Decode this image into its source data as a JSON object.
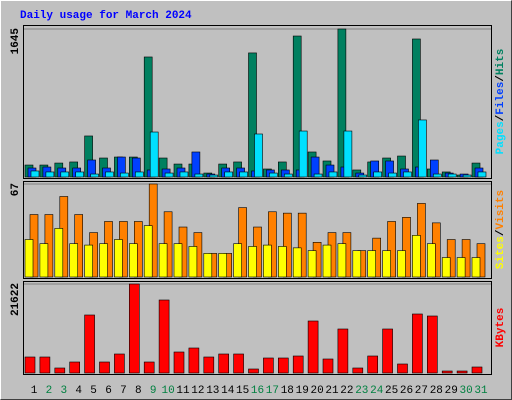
{
  "chart_data": [
    {
      "type": "bar",
      "title": "Daily usage for March 2024",
      "legend_separator": "/",
      "ylim": [
        0,
        1645
      ],
      "yticks": [
        1645
      ],
      "series": [
        {
          "name": "Hits",
          "color": "#008060",
          "values": [
            133,
            133,
            155,
            167,
            456,
            211,
            222,
            222,
            1334,
            211,
            144,
            144,
            44,
            144,
            167,
            1379,
            89,
            167,
            1567,
            278,
            178,
            1645,
            78,
            167,
            211,
            233,
            1534,
            89,
            56,
            22,
            155
          ]
        },
        {
          "name": "Files",
          "color": "#0040ff",
          "values": [
            100,
            111,
            100,
            100,
            189,
            100,
            222,
            211,
            78,
            89,
            100,
            278,
            33,
            100,
            100,
            67,
            78,
            78,
            78,
            222,
            133,
            111,
            44,
            178,
            178,
            89,
            111,
            189,
            44,
            33,
            100
          ]
        },
        {
          "name": "Pages",
          "color": "#00e0ff",
          "values": [
            67,
            56,
            56,
            56,
            33,
            56,
            44,
            56,
            500,
            44,
            56,
            33,
            22,
            56,
            56,
            478,
            44,
            33,
            511,
            33,
            56,
            511,
            22,
            56,
            44,
            56,
            634,
            33,
            33,
            22,
            56
          ]
        }
      ]
    },
    {
      "type": "bar",
      "legend_separator": "/",
      "ylim": [
        0,
        67
      ],
      "yticks": [
        67
      ],
      "series": [
        {
          "name": "Visits",
          "color": "#ff8000",
          "values": [
            45,
            45,
            58,
            45,
            32,
            40,
            40,
            40,
            67,
            47,
            36,
            32,
            17,
            17,
            50,
            36,
            47,
            46,
            46,
            25,
            32,
            32,
            19,
            28,
            40,
            43,
            53,
            39,
            27,
            27,
            24
          ]
        },
        {
          "name": "Sites",
          "color": "#ffff00",
          "values": [
            27,
            24,
            35,
            24,
            23,
            24,
            27,
            24,
            37,
            24,
            24,
            22,
            17,
            17,
            24,
            22,
            23,
            22,
            21,
            19,
            23,
            24,
            19,
            19,
            19,
            19,
            30,
            24,
            14,
            14,
            14
          ]
        }
      ]
    },
    {
      "type": "bar",
      "ylim": [
        0,
        21622
      ],
      "yticks": [
        21622
      ],
      "categories": [
        "1",
        "2",
        "3",
        "4",
        "5",
        "6",
        "7",
        "8",
        "9",
        "10",
        "11",
        "12",
        "13",
        "14",
        "15",
        "16",
        "17",
        "18",
        "19",
        "20",
        "21",
        "22",
        "23",
        "24",
        "25",
        "26",
        "27",
        "28",
        "29",
        "30",
        "31"
      ],
      "category_colors": [
        "#000000",
        "#008040",
        "#008040",
        "#000000",
        "#000000",
        "#000000",
        "#000000",
        "#000000",
        "#008040",
        "#008040",
        "#000000",
        "#000000",
        "#000000",
        "#000000",
        "#000000",
        "#008040",
        "#008040",
        "#000000",
        "#000000",
        "#000000",
        "#000000",
        "#000000",
        "#008040",
        "#008040",
        "#000000",
        "#000000",
        "#000000",
        "#000000",
        "#000000",
        "#008040",
        "#008040"
      ],
      "series": [
        {
          "name": "KBytes",
          "color": "#ff0000",
          "values": [
            3887,
            3887,
            1215,
            2672,
            14091,
            2672,
            4616,
            21622,
            2672,
            17735,
            5102,
            6074,
            3887,
            4616,
            4616,
            972,
            3644,
            3644,
            4130,
            12633,
            3401,
            10689,
            1215,
            4130,
            10689,
            2186,
            14334,
            13848,
            486,
            486,
            1458
          ]
        }
      ]
    }
  ]
}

----------

- **PROBLEM TO WORK ON**: Print all of the records shown above exactly, leaving out each picture.

- **RESULT OF THE EXERCISE**:
Decode this image into its source data as a JSON object.
{
  "chart_data": [
    {
      "type": "bar",
      "title": "Daily usage for March 2024",
      "legend_separator": "/",
      "ylim": [
        0,
        1645
      ],
      "yticks": [
        1645
      ],
      "series": [
        {
          "name": "Hits",
          "color": "#008060",
          "values": [
            133,
            133,
            155,
            167,
            456,
            211,
            222,
            222,
            1334,
            211,
            144,
            144,
            44,
            144,
            167,
            1379,
            89,
            167,
            1567,
            278,
            178,
            1645,
            78,
            167,
            211,
            233,
            1534,
            89,
            56,
            22,
            155
          ]
        },
        {
          "name": "Files",
          "color": "#0040ff",
          "values": [
            100,
            111,
            100,
            100,
            189,
            100,
            222,
            211,
            78,
            89,
            100,
            278,
            33,
            100,
            100,
            67,
            78,
            78,
            78,
            222,
            133,
            111,
            44,
            178,
            178,
            89,
            111,
            189,
            44,
            33,
            100
          ]
        },
        {
          "name": "Pages",
          "color": "#00e0ff",
          "values": [
            67,
            56,
            56,
            56,
            33,
            56,
            44,
            56,
            500,
            44,
            56,
            33,
            22,
            56,
            56,
            478,
            44,
            33,
            511,
            33,
            56,
            511,
            22,
            56,
            44,
            56,
            634,
            33,
            33,
            22,
            56
          ]
        }
      ]
    },
    {
      "type": "bar",
      "legend_separator": "/",
      "ylim": [
        0,
        67
      ],
      "yticks": [
        67
      ],
      "series": [
        {
          "name": "Visits",
          "color": "#ff8000",
          "values": [
            45,
            45,
            58,
            45,
            32,
            40,
            40,
            40,
            67,
            47,
            36,
            32,
            17,
            17,
            50,
            36,
            47,
            46,
            46,
            25,
            32,
            32,
            19,
            28,
            40,
            43,
            53,
            39,
            27,
            27,
            24
          ]
        },
        {
          "name": "Sites",
          "color": "#ffff00",
          "values": [
            27,
            24,
            35,
            24,
            23,
            24,
            27,
            24,
            37,
            24,
            24,
            22,
            17,
            17,
            24,
            22,
            23,
            22,
            21,
            19,
            23,
            24,
            19,
            19,
            19,
            19,
            30,
            24,
            14,
            14,
            14
          ]
        }
      ]
    },
    {
      "type": "bar",
      "ylim": [
        0,
        21622
      ],
      "yticks": [
        21622
      ],
      "categories": [
        "1",
        "2",
        "3",
        "4",
        "5",
        "6",
        "7",
        "8",
        "9",
        "10",
        "11",
        "12",
        "13",
        "14",
        "15",
        "16",
        "17",
        "18",
        "19",
        "20",
        "21",
        "22",
        "23",
        "24",
        "25",
        "26",
        "27",
        "28",
        "29",
        "30",
        "31"
      ],
      "category_colors": [
        "#000000",
        "#008040",
        "#008040",
        "#000000",
        "#000000",
        "#000000",
        "#000000",
        "#000000",
        "#008040",
        "#008040",
        "#000000",
        "#000000",
        "#000000",
        "#000000",
        "#000000",
        "#008040",
        "#008040",
        "#000000",
        "#000000",
        "#000000",
        "#000000",
        "#000000",
        "#008040",
        "#008040",
        "#000000",
        "#000000",
        "#000000",
        "#000000",
        "#000000",
        "#008040",
        "#008040"
      ],
      "series": [
        {
          "name": "KBytes",
          "color": "#ff0000",
          "values": [
            3887,
            3887,
            1215,
            2672,
            14091,
            2672,
            4616,
            21622,
            2672,
            17735,
            5102,
            6074,
            3887,
            4616,
            4616,
            972,
            3644,
            3644,
            4130,
            12633,
            3401,
            10689,
            1215,
            4130,
            10689,
            2186,
            14334,
            13848,
            486,
            486,
            1458
          ]
        }
      ]
    }
  ]
}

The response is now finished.